**RECORDS TO USE**
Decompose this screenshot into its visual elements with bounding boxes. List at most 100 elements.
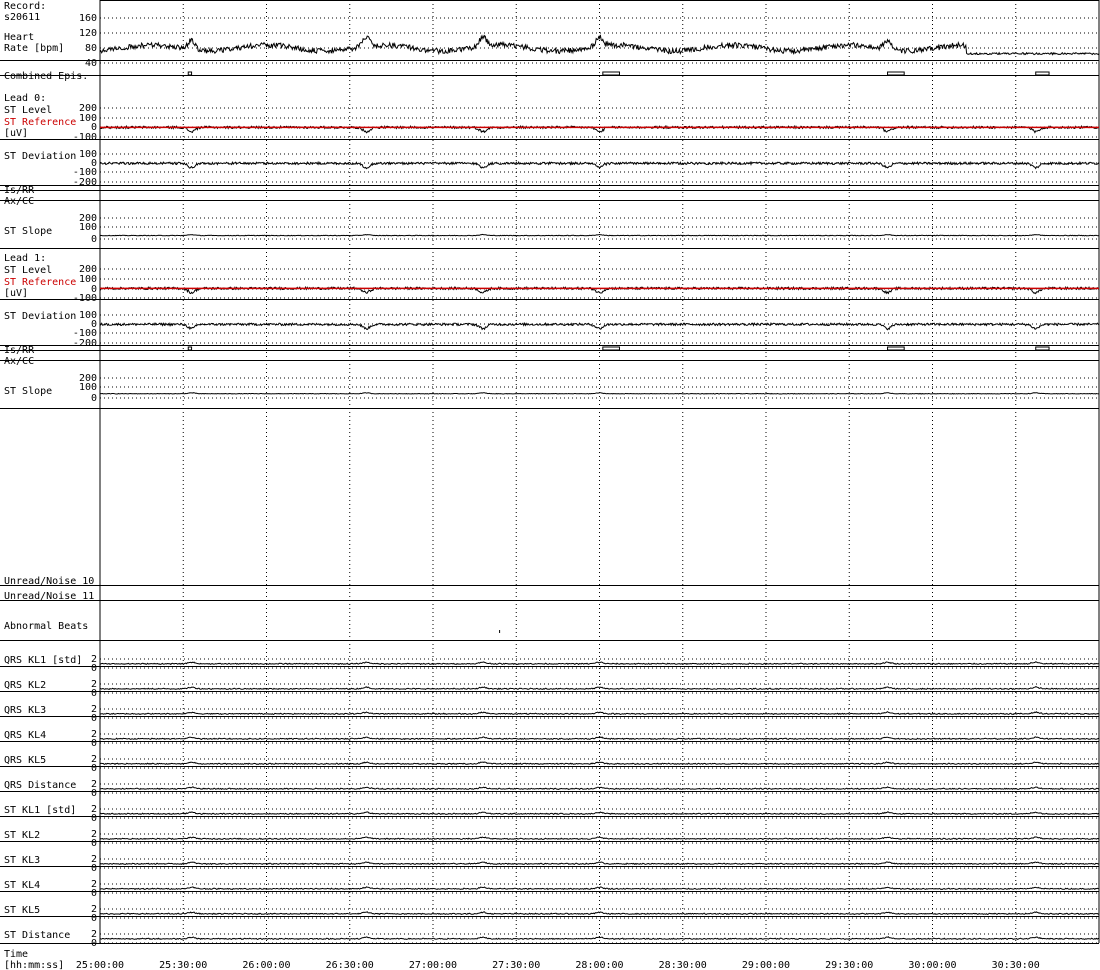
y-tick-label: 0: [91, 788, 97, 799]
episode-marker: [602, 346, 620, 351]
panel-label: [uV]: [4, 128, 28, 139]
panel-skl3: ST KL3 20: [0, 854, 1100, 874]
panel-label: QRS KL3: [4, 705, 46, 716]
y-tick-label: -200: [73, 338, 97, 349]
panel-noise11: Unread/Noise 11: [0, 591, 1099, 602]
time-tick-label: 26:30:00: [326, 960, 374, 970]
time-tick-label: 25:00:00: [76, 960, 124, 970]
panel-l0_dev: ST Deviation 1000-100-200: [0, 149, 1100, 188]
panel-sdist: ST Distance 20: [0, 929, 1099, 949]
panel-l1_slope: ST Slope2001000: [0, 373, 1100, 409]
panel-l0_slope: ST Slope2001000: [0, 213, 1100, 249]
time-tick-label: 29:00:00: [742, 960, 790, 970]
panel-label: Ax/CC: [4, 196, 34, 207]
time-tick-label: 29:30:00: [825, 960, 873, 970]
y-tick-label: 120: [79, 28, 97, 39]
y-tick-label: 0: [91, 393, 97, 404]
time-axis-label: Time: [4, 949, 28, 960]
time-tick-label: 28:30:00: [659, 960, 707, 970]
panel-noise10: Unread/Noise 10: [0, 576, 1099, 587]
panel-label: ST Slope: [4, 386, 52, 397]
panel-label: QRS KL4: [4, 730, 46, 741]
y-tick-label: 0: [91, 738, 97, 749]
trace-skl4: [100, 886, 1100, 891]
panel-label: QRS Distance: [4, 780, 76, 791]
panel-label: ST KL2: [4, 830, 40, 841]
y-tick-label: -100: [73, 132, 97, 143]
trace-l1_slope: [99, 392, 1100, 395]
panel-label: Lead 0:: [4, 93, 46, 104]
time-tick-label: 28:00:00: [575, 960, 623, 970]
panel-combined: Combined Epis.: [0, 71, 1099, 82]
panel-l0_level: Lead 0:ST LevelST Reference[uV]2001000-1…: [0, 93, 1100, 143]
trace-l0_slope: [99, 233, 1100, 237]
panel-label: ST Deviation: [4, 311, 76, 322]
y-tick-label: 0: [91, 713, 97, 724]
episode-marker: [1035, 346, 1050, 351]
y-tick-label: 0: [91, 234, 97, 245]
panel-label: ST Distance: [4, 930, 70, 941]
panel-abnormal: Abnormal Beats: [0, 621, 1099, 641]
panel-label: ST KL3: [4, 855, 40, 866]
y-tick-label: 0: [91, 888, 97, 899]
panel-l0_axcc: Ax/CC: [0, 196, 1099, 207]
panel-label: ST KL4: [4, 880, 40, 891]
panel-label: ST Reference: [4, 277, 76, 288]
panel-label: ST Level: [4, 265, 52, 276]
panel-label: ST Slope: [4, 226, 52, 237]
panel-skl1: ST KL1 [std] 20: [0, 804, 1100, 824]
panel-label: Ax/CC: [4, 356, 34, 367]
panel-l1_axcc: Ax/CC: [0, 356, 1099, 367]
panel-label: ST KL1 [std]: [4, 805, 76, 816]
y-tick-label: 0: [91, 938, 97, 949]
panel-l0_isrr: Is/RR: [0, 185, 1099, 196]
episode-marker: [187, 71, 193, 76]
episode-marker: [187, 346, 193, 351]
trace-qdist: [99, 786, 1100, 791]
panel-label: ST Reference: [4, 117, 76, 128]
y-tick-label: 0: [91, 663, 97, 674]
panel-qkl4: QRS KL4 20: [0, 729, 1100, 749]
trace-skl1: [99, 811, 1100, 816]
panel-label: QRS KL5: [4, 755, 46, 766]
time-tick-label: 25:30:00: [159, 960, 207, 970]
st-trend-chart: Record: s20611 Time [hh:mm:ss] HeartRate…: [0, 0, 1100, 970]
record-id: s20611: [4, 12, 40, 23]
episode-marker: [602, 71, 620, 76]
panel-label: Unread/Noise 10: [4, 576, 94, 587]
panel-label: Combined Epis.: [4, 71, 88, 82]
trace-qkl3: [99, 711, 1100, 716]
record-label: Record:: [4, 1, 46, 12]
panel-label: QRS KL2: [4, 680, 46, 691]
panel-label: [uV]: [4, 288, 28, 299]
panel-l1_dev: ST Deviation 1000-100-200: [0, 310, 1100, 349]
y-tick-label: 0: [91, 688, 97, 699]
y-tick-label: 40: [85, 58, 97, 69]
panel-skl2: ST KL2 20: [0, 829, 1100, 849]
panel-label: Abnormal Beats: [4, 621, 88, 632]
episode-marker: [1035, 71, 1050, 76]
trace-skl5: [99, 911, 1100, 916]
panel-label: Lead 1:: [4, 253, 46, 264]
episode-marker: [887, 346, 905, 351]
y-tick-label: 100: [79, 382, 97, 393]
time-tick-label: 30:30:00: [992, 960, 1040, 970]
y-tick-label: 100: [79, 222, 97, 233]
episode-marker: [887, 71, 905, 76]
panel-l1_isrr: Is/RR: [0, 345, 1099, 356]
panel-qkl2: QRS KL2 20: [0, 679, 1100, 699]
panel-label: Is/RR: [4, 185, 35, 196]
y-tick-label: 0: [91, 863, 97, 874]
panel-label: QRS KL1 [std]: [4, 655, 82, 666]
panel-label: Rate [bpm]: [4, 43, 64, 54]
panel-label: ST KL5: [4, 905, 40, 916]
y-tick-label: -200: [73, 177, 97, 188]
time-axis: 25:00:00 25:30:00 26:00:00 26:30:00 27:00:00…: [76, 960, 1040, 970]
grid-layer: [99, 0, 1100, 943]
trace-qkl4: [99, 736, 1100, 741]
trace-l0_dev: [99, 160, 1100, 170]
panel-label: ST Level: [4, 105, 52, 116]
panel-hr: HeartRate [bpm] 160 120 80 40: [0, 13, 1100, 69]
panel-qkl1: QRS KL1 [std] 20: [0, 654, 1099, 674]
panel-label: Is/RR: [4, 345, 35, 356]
...
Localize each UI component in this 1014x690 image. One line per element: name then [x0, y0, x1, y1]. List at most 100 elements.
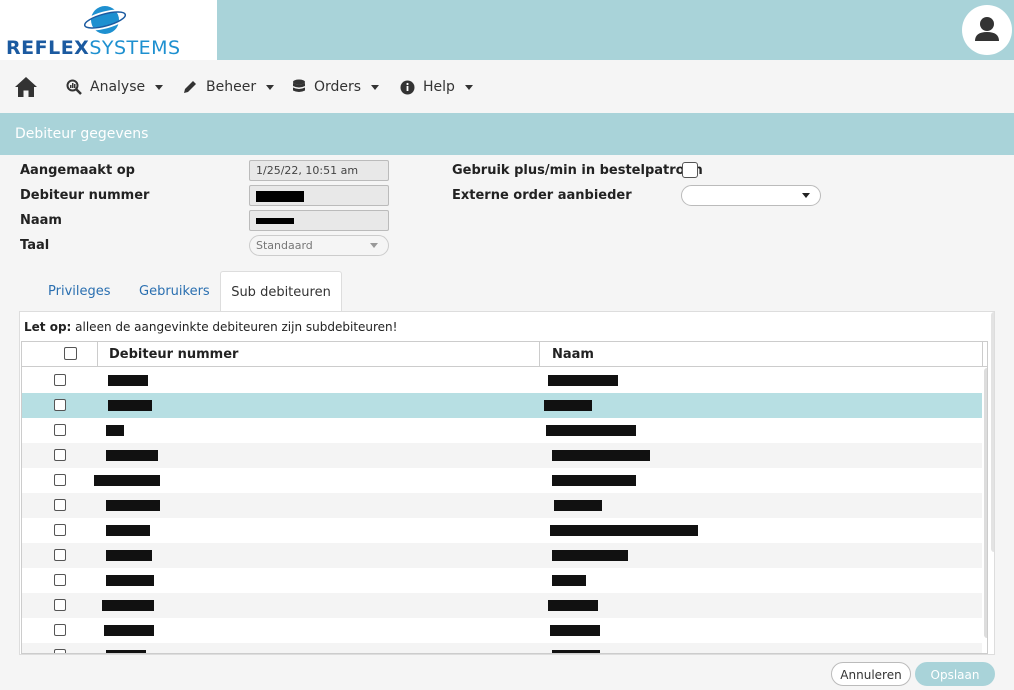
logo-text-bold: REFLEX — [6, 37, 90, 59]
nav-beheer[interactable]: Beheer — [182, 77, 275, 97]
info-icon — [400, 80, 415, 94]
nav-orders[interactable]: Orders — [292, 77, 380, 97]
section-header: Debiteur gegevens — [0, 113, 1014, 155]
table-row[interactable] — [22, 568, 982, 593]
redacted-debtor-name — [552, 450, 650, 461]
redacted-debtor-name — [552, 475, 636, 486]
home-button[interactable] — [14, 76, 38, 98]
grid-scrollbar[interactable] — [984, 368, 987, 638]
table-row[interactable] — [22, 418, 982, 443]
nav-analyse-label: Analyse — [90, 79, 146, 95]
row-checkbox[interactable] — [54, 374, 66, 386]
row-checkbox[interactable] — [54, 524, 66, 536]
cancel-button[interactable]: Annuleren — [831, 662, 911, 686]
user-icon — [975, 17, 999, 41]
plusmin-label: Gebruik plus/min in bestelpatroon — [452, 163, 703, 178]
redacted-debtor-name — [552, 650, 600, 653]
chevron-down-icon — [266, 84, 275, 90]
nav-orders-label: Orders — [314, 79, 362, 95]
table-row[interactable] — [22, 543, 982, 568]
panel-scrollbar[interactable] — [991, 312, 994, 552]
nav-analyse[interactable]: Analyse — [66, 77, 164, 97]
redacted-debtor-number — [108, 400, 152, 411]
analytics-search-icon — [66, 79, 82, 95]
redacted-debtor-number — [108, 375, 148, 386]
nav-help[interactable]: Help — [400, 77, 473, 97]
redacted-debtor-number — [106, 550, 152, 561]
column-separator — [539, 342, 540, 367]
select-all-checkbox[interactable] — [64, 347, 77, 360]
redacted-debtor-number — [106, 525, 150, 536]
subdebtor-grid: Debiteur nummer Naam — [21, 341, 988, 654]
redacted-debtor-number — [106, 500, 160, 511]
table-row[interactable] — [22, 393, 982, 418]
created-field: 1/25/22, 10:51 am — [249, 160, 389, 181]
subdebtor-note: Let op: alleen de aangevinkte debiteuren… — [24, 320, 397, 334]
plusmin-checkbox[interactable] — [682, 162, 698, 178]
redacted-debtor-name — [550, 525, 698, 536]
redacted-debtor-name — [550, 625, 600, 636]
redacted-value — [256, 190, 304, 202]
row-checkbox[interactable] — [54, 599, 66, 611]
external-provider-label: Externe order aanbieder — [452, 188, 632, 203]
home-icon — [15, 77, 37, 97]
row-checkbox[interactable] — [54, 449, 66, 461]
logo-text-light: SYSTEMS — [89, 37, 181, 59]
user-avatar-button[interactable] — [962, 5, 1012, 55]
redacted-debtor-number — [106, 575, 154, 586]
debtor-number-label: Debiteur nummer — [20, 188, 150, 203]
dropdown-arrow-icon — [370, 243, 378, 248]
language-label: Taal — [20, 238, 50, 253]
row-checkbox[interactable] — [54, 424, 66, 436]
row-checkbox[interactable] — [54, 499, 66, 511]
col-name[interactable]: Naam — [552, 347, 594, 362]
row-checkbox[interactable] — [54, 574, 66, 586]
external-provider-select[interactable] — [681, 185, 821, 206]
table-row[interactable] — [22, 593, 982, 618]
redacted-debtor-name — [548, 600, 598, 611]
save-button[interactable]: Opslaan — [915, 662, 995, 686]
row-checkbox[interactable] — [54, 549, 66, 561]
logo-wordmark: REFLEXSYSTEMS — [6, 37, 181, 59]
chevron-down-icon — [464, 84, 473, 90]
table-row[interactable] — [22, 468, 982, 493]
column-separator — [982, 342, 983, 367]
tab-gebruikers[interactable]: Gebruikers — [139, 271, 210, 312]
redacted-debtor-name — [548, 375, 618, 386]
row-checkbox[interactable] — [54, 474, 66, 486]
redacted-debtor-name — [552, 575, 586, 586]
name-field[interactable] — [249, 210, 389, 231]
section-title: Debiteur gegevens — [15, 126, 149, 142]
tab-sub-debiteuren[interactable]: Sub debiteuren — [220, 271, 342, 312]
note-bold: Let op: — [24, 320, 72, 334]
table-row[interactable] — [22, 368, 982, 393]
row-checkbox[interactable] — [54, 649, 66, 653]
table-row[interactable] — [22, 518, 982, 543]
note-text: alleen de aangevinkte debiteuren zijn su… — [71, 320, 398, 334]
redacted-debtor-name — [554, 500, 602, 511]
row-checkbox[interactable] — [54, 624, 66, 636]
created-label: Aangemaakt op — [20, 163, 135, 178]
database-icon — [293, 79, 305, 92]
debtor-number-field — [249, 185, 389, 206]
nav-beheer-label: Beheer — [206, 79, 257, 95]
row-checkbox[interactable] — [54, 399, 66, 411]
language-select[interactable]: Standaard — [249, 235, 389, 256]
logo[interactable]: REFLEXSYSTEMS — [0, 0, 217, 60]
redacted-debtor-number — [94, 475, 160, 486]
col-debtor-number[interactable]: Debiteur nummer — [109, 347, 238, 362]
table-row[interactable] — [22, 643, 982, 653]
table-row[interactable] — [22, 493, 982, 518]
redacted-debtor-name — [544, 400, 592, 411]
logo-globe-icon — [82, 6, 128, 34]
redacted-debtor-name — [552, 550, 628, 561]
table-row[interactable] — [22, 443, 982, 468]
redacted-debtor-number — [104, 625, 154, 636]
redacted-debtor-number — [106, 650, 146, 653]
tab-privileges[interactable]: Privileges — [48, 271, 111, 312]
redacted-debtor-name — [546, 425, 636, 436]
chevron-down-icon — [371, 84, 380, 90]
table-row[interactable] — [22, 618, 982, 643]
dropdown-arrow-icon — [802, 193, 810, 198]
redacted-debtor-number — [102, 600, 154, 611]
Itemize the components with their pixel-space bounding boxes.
...
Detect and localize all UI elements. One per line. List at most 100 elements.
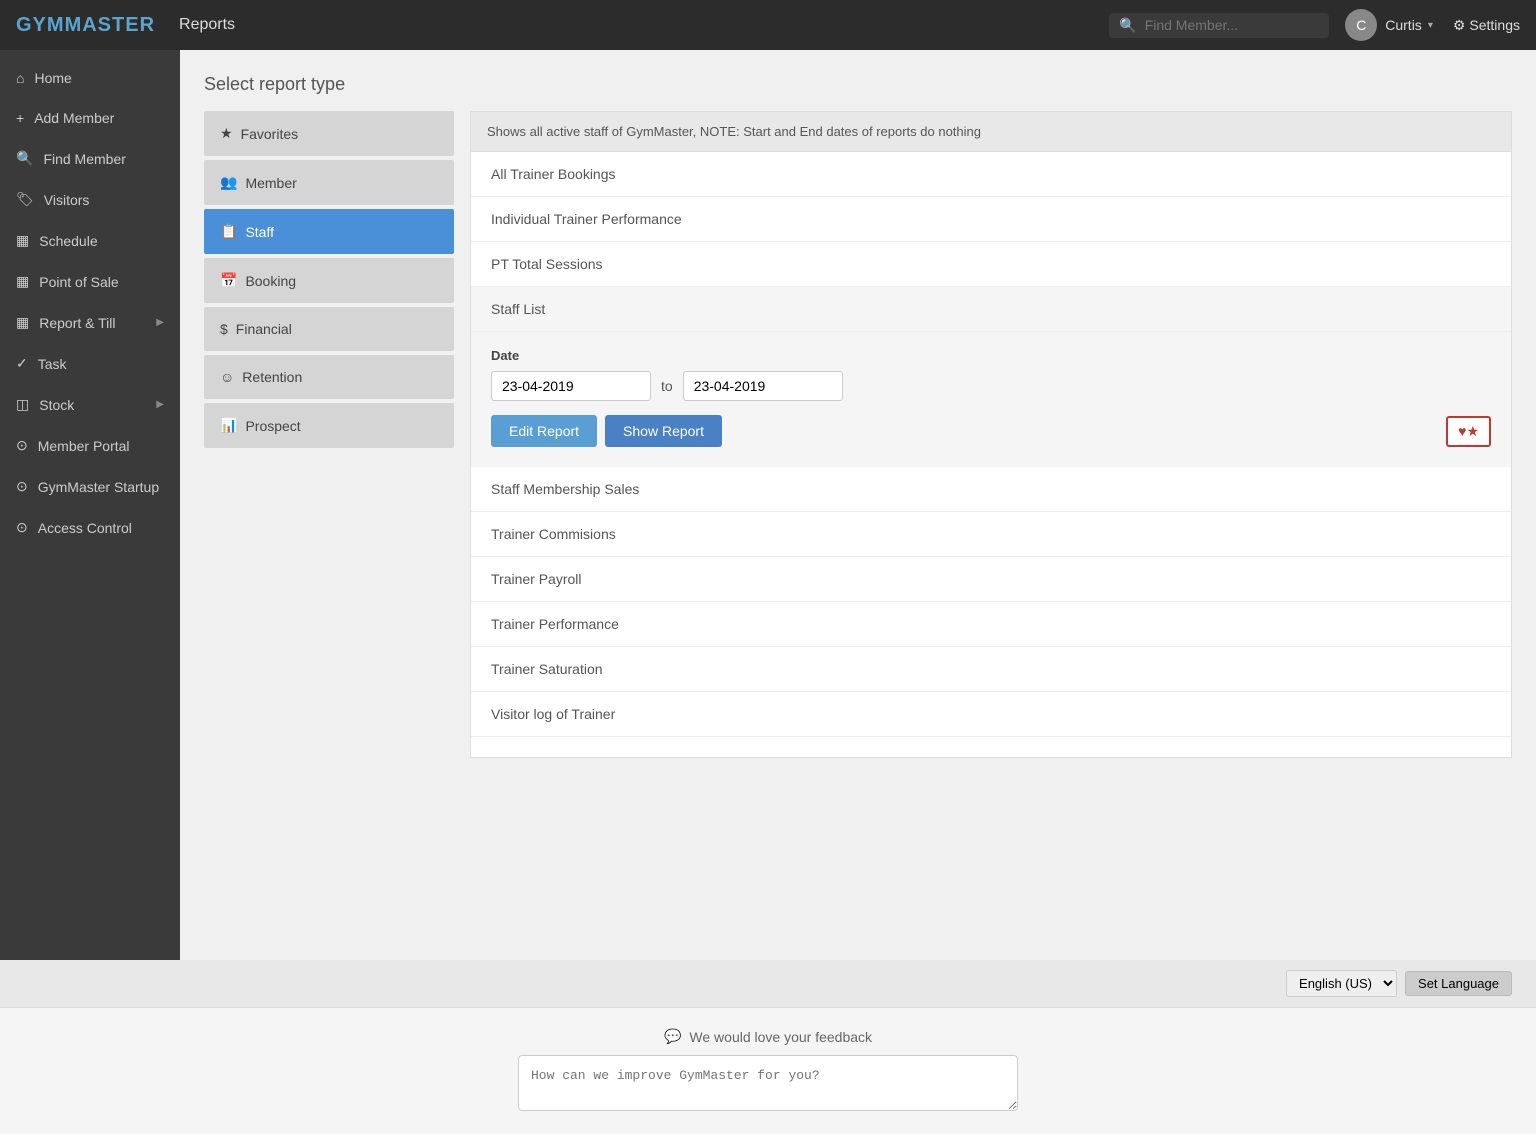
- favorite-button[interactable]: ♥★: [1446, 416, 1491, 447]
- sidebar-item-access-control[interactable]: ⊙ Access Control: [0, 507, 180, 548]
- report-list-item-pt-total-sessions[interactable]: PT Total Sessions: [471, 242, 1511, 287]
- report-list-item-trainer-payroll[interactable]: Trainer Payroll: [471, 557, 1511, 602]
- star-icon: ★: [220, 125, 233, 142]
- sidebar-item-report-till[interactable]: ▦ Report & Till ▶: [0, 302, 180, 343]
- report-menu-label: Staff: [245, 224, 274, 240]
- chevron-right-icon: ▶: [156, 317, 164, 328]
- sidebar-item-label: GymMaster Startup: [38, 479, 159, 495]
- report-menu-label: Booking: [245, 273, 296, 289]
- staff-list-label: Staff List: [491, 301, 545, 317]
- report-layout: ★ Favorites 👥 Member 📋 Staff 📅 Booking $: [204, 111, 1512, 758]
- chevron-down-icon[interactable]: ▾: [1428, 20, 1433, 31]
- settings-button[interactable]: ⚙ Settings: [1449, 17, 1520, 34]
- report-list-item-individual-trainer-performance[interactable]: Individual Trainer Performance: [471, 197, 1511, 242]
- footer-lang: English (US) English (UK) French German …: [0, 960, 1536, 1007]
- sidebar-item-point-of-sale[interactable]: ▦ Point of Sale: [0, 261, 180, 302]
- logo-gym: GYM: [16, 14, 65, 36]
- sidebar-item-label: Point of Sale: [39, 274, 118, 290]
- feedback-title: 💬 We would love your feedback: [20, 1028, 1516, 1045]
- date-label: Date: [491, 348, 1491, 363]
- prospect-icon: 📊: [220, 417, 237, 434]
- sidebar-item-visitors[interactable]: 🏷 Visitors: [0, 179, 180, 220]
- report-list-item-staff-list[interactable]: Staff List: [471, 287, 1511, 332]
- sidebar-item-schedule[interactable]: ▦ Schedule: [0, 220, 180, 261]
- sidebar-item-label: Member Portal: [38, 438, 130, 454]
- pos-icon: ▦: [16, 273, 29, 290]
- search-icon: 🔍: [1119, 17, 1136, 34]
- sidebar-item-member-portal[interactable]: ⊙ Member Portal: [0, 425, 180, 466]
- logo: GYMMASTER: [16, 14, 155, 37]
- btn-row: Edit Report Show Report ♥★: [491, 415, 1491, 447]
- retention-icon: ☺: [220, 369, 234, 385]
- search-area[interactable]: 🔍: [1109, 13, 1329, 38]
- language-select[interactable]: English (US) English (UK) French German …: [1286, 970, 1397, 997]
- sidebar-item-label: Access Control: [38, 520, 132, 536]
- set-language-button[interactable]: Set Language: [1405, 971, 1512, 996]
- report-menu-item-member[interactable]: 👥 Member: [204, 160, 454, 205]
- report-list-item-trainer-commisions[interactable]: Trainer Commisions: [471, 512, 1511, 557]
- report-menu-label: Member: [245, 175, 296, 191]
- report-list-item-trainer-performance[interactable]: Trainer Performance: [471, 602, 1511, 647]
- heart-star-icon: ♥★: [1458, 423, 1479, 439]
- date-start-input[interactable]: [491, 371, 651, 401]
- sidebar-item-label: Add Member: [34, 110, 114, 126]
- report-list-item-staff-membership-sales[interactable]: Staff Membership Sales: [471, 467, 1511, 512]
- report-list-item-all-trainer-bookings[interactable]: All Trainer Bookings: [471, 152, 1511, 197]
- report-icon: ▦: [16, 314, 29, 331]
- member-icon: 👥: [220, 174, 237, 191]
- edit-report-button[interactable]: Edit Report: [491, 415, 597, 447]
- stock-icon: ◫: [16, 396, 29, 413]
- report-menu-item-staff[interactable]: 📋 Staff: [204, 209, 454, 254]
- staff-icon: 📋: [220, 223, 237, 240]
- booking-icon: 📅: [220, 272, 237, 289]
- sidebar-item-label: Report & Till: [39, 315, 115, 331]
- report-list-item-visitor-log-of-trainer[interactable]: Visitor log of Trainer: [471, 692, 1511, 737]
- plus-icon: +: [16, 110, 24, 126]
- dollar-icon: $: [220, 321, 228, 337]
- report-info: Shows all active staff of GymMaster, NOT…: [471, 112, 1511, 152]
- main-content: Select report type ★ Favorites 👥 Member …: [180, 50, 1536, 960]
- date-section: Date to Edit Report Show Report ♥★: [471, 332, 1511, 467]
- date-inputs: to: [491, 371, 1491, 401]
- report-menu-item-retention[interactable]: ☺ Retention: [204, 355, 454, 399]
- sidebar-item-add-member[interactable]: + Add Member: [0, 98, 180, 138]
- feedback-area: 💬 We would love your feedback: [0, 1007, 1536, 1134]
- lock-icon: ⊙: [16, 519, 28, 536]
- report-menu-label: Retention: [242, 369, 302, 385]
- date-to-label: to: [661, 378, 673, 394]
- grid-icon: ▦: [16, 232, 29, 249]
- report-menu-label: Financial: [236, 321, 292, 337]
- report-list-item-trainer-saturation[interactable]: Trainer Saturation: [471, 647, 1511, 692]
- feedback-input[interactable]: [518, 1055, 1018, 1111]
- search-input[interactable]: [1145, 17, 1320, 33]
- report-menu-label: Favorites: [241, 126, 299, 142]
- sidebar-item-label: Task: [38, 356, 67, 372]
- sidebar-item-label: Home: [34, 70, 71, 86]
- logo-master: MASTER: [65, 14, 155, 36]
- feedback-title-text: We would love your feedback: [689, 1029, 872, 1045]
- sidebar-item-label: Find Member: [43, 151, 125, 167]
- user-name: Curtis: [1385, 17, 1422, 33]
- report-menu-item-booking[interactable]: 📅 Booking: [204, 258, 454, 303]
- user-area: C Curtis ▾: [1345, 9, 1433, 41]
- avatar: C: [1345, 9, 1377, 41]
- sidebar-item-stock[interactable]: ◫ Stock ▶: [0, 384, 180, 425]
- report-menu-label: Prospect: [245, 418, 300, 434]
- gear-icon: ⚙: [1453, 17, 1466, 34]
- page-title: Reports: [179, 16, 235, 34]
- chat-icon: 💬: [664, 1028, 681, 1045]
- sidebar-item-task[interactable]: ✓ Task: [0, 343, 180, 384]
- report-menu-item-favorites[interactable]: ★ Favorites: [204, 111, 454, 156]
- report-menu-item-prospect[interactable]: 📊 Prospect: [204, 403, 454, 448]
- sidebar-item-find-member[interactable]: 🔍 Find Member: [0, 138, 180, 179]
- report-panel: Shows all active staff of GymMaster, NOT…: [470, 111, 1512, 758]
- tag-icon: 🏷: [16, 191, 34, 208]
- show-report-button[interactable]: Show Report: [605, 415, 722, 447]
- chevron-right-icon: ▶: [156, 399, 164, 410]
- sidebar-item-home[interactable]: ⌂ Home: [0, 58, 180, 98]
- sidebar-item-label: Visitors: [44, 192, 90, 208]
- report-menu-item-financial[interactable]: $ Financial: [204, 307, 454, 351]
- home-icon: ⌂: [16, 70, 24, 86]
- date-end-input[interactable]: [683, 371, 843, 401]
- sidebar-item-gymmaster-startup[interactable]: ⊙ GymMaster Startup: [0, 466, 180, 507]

**WHAT THIS TASK INVOLVES**
Report every line above that contains the string "Orders". Matches must have the same capitalization.

**REPLY TO THE TASK**
nav-orders[interactable]: Orders — [292, 77, 380, 97]
nav-orders-label: Orders — [314, 79, 362, 95]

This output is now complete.